====== Exercise data ======

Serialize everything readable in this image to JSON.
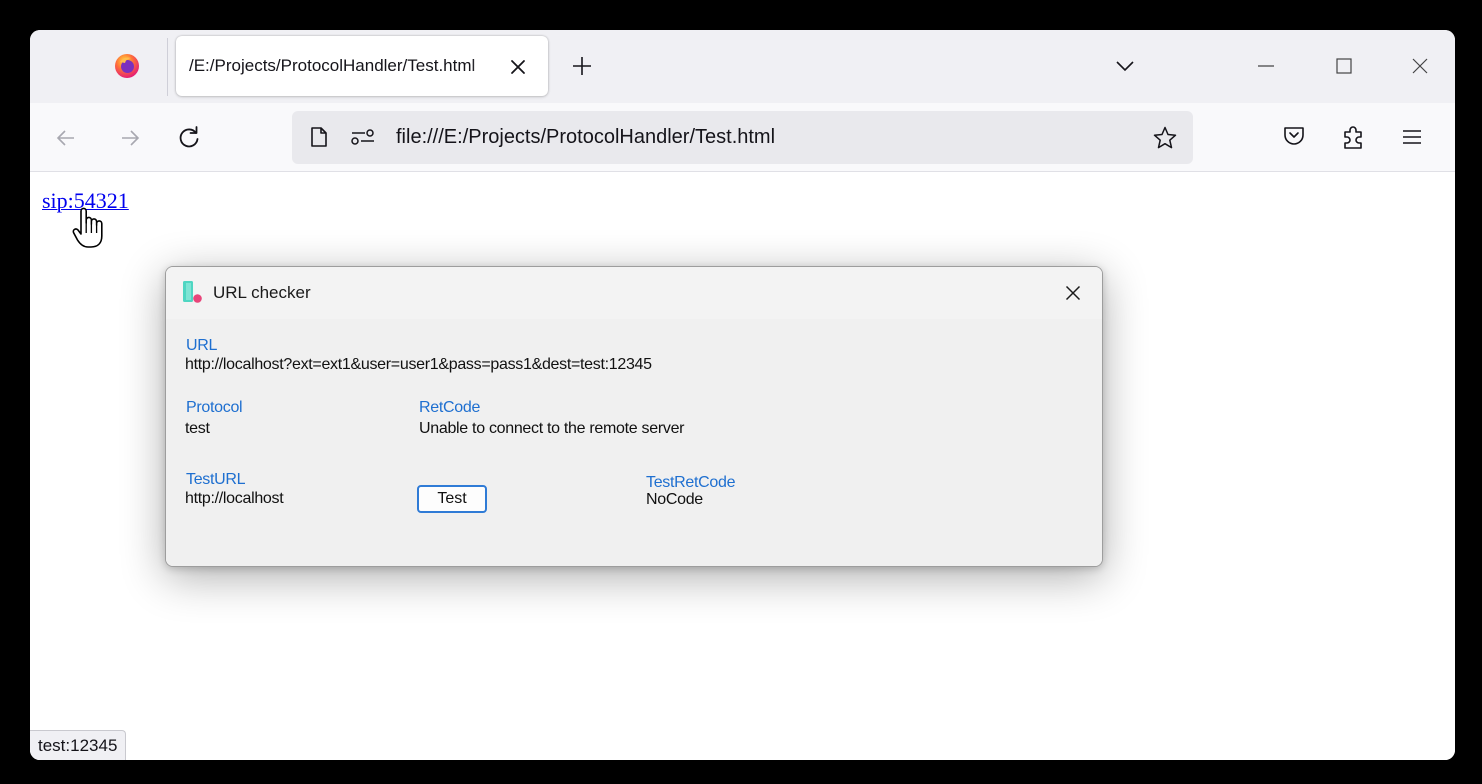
{
  "browser": {
    "tab": {
      "title": "/E:/Projects/ProtocolHandler/Test.html"
    },
    "address": {
      "url": "file:///E:/Projects/ProtocolHandler/Test.html"
    },
    "status_text": "test:12345"
  },
  "page": {
    "link_text": "sip:54321"
  },
  "dialog": {
    "title": "URL checker",
    "url_label": "URL",
    "url_value": "http://localhost?ext=ext1&user=user1&pass=pass1&dest=test:12345",
    "protocol_label": "Protocol",
    "protocol_value": "test",
    "retcode_label": "RetCode",
    "retcode_value": "Unable to connect to the remote server",
    "testurl_label": "TestURL",
    "testurl_value": "http://localhost",
    "test_button": "Test",
    "testretcode_label": "TestRetCode",
    "testretcode_value": "NoCode"
  },
  "icons": {
    "browser_logo": "firefox-logo-icon",
    "tab_close": "close-icon",
    "new_tab": "plus-icon",
    "tab_list": "chevron-down-icon",
    "minimize": "minimize-icon",
    "maximize": "maximize-icon",
    "window_close": "close-icon",
    "back": "arrow-left-icon",
    "forward": "arrow-right-icon",
    "reload": "reload-icon",
    "page": "page-icon",
    "permissions": "permissions-icon",
    "bookmark": "star-icon",
    "pocket": "pocket-icon",
    "extensions": "puzzle-icon",
    "menu": "hamburger-menu-icon",
    "cursor": "hand-cursor-icon",
    "app": "app-icon"
  },
  "colors": {
    "label_blue": "#1e6fd0",
    "link": "#0000ee",
    "button_border": "#2f7bd6"
  }
}
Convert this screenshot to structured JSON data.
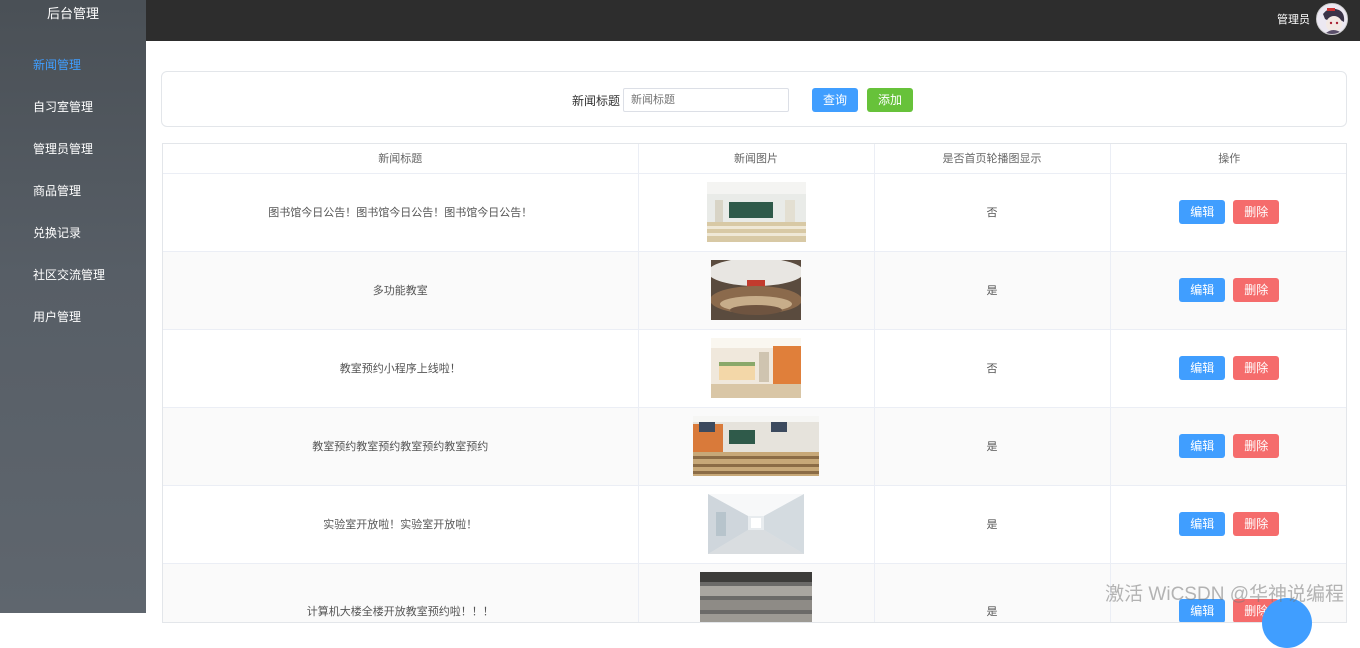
{
  "app": {
    "title": "后台管理"
  },
  "sidebar": {
    "items": [
      {
        "label": "新闻管理",
        "active": true
      },
      {
        "label": "自习室管理",
        "active": false
      },
      {
        "label": "管理员管理",
        "active": false
      },
      {
        "label": "商品管理",
        "active": false
      },
      {
        "label": "兑换记录",
        "active": false
      },
      {
        "label": "社区交流管理",
        "active": false
      },
      {
        "label": "用户管理",
        "active": false
      }
    ]
  },
  "header": {
    "user_label": "管理员",
    "avatar_icon": "avatar-icon"
  },
  "search": {
    "label": "新闻标题",
    "placeholder": "新闻标题",
    "value": "",
    "query_button": "查询",
    "add_button": "添加"
  },
  "table": {
    "columns": [
      "新闻标题",
      "新闻图片",
      "是否首页轮播图显示",
      "操作"
    ],
    "rows": [
      {
        "title": "图书馆今日公告！图书馆今日公告！图书馆今日公告！",
        "image": "classroom-photo-1",
        "carousel": "否"
      },
      {
        "title": "多功能教室",
        "image": "lecture-hall-photo",
        "carousel": "是"
      },
      {
        "title": "教室预约小程序上线啦！",
        "image": "lobby-photo",
        "carousel": "否"
      },
      {
        "title": "教室预约教室预约教室预约教室预约",
        "image": "classroom-photo-2",
        "carousel": "是"
      },
      {
        "title": "实验室开放啦！实验室开放啦！",
        "image": "lab-corridor-photo",
        "carousel": "是"
      },
      {
        "title": "计算机大楼全楼开放教室预约啦！！！",
        "image": "computer-room-photo",
        "carousel": "是"
      }
    ],
    "edit_label": "编辑",
    "delete_label": "删除"
  },
  "watermark": "激活 WiCSDN @华神说编程",
  "colors": {
    "accent": "#409eff",
    "success": "#67c23a",
    "danger": "#f56c6c",
    "sidebar": "#545b62",
    "topbar": "#2d2d2d"
  }
}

======

> [To be done] Omit every image. Quote each record exactly.

> [Task response]
Serialize everything readable in this image to JSON.
{
  "browser": {
    "tab": {
      "title": "/E:/Projects/ProtocolHandler/Test.html"
    },
    "address": {
      "url": "file:///E:/Projects/ProtocolHandler/Test.html"
    },
    "status_text": "test:12345"
  },
  "page": {
    "link_text": "sip:54321"
  },
  "dialog": {
    "title": "URL checker",
    "url_label": "URL",
    "url_value": "http://localhost?ext=ext1&user=user1&pass=pass1&dest=test:12345",
    "protocol_label": "Protocol",
    "protocol_value": "test",
    "retcode_label": "RetCode",
    "retcode_value": "Unable to connect to the remote server",
    "testurl_label": "TestURL",
    "testurl_value": "http://localhost",
    "test_button": "Test",
    "testretcode_label": "TestRetCode",
    "testretcode_value": "NoCode"
  },
  "icons": {
    "browser_logo": "firefox-logo-icon",
    "tab_close": "close-icon",
    "new_tab": "plus-icon",
    "tab_list": "chevron-down-icon",
    "minimize": "minimize-icon",
    "maximize": "maximize-icon",
    "window_close": "close-icon",
    "back": "arrow-left-icon",
    "forward": "arrow-right-icon",
    "reload": "reload-icon",
    "page": "page-icon",
    "permissions": "permissions-icon",
    "bookmark": "star-icon",
    "pocket": "pocket-icon",
    "extensions": "puzzle-icon",
    "menu": "hamburger-menu-icon",
    "cursor": "hand-cursor-icon",
    "app": "app-icon"
  },
  "colors": {
    "label_blue": "#1e6fd0",
    "link": "#0000ee",
    "button_border": "#2f7bd6"
  }
}
Convert this screenshot to structured JSON data.
{
  "app": {
    "title": "后台管理"
  },
  "sidebar": {
    "items": [
      {
        "label": "新闻管理",
        "active": true
      },
      {
        "label": "自习室管理",
        "active": false
      },
      {
        "label": "管理员管理",
        "active": false
      },
      {
        "label": "商品管理",
        "active": false
      },
      {
        "label": "兑换记录",
        "active": false
      },
      {
        "label": "社区交流管理",
        "active": false
      },
      {
        "label": "用户管理",
        "active": false
      }
    ]
  },
  "header": {
    "user_label": "管理员",
    "avatar_icon": "avatar-icon"
  },
  "search": {
    "label": "新闻标题",
    "placeholder": "新闻标题",
    "value": "",
    "query_button": "查询",
    "add_button": "添加"
  },
  "table": {
    "columns": [
      "新闻标题",
      "新闻图片",
      "是否首页轮播图显示",
      "操作"
    ],
    "rows": [
      {
        "title": "图书馆今日公告！图书馆今日公告！图书馆今日公告！",
        "image": "classroom-photo-1",
        "carousel": "否"
      },
      {
        "title": "多功能教室",
        "image": "lecture-hall-photo",
        "carousel": "是"
      },
      {
        "title": "教室预约小程序上线啦！",
        "image": "lobby-photo",
        "carousel": "否"
      },
      {
        "title": "教室预约教室预约教室预约教室预约",
        "image": "classroom-photo-2",
        "carousel": "是"
      },
      {
        "title": "实验室开放啦！实验室开放啦！",
        "image": "lab-corridor-photo",
        "carousel": "是"
      },
      {
        "title": "计算机大楼全楼开放教室预约啦！！！",
        "image": "computer-room-photo",
        "carousel": "是"
      }
    ],
    "edit_label": "编辑",
    "delete_label": "删除"
  },
  "watermark": "激活 WiCSDN @华神说编程",
  "colors": {
    "accent": "#409eff",
    "success": "#67c23a",
    "danger": "#f56c6c",
    "sidebar": "#545b62",
    "topbar": "#2d2d2d"
  }
}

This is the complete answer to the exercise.